▸ Aim of the task
Show all lines holding the string "leur".

Dataset entries:
(begin)

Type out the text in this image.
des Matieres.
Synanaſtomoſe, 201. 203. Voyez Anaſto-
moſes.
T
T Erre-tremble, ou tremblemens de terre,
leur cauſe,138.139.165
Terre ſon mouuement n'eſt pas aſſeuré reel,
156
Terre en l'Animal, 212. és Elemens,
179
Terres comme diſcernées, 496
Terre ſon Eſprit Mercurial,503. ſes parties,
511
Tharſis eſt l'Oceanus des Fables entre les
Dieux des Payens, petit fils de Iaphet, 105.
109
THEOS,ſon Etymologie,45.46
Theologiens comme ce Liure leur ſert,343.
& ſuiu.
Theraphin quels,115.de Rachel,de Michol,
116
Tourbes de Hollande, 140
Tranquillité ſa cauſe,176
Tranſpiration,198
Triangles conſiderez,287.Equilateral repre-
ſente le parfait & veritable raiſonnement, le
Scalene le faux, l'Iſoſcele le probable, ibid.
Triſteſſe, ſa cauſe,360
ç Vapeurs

(end)

▸ Expected answer
leur cauſe,138.139.165
Theologiens comme ce Liure leur ſert,343.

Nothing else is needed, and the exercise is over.